Could you copy the data from its start through the line containing "chevron-down-icon <box>487 214 497 221</box>", inclusive, substituting "added" for "uploaded" and leaving everything else unchanged?

Records from a data collection:
------------------------------------------------------------------------

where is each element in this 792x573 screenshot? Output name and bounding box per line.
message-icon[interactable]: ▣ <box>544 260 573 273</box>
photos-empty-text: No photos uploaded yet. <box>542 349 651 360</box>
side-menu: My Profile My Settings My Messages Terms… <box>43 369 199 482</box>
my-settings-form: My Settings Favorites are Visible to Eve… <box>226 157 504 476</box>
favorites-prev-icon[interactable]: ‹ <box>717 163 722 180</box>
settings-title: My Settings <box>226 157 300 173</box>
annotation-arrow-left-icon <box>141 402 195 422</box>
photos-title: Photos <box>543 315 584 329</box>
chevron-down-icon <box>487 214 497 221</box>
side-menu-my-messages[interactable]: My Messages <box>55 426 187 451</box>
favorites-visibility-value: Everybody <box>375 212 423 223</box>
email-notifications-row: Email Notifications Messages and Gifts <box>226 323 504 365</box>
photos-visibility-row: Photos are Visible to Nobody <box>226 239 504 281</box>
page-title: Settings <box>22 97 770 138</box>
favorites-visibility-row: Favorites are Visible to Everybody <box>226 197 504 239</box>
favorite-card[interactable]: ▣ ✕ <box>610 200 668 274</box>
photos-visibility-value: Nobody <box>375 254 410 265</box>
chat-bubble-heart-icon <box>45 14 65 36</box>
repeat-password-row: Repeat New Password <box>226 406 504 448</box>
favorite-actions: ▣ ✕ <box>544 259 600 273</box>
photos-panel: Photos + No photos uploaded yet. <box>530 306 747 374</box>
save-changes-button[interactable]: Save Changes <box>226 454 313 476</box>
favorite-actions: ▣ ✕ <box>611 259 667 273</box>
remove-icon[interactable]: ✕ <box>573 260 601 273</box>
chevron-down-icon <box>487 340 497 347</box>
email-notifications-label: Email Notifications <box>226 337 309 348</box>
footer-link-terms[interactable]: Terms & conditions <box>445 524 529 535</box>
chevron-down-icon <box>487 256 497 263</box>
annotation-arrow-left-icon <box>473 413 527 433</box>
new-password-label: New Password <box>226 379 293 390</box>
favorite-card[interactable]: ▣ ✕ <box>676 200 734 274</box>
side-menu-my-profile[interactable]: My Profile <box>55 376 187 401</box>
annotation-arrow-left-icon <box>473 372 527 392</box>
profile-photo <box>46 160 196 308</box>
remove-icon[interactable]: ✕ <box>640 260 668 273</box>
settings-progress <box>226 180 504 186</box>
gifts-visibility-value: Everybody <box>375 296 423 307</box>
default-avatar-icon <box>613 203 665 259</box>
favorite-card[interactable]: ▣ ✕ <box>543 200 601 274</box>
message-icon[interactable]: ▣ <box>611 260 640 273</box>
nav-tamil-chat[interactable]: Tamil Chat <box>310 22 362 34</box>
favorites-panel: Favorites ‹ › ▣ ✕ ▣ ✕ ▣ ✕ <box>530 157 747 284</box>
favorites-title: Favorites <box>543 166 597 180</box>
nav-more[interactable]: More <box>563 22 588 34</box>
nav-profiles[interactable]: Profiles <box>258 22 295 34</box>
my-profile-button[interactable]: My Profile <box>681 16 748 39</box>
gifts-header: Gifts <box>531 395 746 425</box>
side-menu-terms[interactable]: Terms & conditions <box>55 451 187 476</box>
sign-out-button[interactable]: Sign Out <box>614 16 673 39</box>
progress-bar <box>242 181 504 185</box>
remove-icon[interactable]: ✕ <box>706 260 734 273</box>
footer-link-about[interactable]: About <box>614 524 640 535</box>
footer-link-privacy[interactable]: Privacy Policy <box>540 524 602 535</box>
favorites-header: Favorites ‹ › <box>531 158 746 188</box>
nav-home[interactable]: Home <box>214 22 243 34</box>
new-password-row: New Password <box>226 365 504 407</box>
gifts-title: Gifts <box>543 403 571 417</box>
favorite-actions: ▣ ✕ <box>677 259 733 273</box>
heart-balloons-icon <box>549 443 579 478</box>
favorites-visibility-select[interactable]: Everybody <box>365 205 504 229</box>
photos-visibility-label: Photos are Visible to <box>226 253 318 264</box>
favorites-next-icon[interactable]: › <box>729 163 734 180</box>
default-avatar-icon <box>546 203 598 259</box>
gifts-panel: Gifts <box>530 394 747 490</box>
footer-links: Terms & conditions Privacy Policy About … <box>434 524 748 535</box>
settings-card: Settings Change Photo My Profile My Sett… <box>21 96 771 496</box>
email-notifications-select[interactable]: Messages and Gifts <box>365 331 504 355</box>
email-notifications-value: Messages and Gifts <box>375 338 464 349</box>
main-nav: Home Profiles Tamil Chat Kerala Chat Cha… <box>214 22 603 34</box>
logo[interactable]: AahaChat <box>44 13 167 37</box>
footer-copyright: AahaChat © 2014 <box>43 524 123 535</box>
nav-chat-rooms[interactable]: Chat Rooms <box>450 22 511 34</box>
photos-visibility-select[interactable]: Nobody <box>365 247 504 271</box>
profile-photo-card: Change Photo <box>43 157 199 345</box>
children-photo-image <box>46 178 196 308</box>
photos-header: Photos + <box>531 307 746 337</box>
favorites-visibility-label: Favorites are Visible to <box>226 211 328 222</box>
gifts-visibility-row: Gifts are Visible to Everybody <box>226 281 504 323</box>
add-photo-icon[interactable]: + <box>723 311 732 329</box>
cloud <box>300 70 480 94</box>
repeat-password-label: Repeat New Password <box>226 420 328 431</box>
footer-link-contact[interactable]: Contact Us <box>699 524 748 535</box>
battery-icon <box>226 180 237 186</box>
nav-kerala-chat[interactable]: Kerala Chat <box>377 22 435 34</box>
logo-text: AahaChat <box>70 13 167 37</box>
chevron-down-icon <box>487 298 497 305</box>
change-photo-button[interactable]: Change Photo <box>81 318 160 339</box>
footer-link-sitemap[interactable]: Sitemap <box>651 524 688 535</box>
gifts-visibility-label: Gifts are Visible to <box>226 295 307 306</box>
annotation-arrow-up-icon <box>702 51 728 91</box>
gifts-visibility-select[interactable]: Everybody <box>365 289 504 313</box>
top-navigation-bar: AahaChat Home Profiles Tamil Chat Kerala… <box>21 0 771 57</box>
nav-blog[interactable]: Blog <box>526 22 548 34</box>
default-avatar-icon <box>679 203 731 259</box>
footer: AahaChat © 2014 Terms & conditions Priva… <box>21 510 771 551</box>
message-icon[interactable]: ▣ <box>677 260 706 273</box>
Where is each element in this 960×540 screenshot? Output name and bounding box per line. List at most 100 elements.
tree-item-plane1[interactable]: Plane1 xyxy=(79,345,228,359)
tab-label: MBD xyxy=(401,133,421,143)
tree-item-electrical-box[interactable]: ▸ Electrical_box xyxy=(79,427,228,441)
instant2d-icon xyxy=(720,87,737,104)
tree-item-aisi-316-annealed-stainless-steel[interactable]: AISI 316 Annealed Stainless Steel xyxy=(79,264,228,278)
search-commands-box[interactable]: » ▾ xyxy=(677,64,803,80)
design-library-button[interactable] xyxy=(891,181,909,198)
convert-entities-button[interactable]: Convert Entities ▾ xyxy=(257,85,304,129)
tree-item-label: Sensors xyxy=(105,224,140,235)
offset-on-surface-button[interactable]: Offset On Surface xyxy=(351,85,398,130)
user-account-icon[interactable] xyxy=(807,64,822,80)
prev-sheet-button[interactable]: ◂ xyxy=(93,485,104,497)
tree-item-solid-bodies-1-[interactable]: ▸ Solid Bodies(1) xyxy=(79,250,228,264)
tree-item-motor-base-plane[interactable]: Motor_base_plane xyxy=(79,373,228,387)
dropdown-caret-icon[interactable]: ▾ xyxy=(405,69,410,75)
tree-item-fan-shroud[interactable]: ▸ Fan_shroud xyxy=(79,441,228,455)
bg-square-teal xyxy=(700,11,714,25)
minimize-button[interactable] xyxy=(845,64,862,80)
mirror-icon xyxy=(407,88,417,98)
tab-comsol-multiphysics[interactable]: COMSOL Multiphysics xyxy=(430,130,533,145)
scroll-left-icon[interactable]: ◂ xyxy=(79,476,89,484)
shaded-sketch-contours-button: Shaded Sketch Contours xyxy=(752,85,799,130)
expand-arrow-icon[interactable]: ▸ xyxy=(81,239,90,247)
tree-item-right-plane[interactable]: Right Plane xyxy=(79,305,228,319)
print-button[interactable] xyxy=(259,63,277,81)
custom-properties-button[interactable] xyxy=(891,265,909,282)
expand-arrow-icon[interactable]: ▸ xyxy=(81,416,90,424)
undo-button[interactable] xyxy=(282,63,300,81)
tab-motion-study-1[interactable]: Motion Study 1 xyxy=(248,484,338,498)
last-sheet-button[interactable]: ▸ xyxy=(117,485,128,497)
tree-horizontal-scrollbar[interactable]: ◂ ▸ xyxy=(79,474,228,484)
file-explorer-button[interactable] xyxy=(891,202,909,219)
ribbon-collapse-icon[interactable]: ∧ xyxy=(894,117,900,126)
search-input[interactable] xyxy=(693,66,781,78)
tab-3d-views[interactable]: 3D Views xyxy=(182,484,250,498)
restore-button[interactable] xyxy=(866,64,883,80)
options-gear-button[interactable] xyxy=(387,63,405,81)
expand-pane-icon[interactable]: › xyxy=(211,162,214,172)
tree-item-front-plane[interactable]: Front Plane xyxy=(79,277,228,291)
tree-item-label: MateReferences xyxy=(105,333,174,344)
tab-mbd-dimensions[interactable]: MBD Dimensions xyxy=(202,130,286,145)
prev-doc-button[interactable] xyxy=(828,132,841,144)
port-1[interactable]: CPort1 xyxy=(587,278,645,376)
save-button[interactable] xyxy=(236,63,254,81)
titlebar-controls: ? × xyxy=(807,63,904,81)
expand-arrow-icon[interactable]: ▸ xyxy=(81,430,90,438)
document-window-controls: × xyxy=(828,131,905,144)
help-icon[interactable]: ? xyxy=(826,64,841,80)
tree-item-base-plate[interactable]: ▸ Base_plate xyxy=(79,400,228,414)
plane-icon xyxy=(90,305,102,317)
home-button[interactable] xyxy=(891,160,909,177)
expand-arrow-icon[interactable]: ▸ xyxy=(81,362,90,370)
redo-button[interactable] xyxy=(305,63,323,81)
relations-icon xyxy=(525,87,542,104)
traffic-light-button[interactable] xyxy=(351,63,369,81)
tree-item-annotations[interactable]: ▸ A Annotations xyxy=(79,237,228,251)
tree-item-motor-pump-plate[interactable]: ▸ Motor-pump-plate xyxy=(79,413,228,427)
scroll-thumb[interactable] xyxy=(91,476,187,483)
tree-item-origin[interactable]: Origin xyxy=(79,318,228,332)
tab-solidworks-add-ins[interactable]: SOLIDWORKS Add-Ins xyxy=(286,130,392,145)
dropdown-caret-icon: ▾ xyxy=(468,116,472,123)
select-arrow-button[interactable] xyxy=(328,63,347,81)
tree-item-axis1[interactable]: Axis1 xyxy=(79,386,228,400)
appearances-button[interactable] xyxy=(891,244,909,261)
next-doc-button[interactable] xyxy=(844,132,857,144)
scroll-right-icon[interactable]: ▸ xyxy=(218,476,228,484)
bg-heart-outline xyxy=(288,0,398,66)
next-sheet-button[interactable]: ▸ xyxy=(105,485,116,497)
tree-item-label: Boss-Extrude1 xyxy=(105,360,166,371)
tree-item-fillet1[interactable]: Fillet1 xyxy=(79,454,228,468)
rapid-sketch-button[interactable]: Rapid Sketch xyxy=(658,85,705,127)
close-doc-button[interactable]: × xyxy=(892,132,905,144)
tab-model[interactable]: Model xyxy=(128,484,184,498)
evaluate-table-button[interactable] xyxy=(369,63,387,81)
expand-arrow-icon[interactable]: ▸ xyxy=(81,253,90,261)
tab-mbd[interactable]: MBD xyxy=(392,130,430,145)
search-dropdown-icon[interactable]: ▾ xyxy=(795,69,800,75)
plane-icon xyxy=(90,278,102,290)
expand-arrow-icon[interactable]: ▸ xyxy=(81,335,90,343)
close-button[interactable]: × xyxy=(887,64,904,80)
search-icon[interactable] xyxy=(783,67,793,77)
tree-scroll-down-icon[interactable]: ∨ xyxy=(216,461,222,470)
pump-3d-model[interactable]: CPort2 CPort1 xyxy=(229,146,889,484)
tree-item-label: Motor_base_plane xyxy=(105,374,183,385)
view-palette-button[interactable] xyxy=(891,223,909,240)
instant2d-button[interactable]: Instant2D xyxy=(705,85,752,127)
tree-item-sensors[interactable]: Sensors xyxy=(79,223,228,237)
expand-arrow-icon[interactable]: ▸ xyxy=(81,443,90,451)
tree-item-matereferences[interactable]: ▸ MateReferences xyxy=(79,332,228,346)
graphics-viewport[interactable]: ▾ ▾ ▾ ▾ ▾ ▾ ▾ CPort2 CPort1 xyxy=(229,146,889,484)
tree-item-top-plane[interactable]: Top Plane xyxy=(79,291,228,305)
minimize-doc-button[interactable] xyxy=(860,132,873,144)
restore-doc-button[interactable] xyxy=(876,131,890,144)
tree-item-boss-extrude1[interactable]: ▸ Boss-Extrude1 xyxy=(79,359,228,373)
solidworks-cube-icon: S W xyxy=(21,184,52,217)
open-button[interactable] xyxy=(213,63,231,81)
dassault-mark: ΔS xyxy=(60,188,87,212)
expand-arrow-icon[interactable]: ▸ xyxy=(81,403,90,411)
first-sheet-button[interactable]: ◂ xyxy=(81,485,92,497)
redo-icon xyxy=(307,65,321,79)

------------------------------------------------------------------------

> _FULL ANSWER_
where is each element in this 792x573 screenshot? Output name and bounding box per line.
message-icon[interactable]: ▣ <box>544 260 573 273</box>
photos-empty-text: No photos added yet. <box>542 349 651 360</box>
side-menu: My Profile My Settings My Messages Terms… <box>43 369 199 482</box>
my-settings-form: My Settings Favorites are Visible to Eve… <box>226 157 504 476</box>
favorites-prev-icon[interactable]: ‹ <box>717 163 722 180</box>
settings-title: My Settings <box>226 157 300 173</box>
annotation-arrow-left-icon <box>141 402 195 422</box>
photos-title: Photos <box>543 315 584 329</box>
chevron-down-icon <box>487 214 497 221</box>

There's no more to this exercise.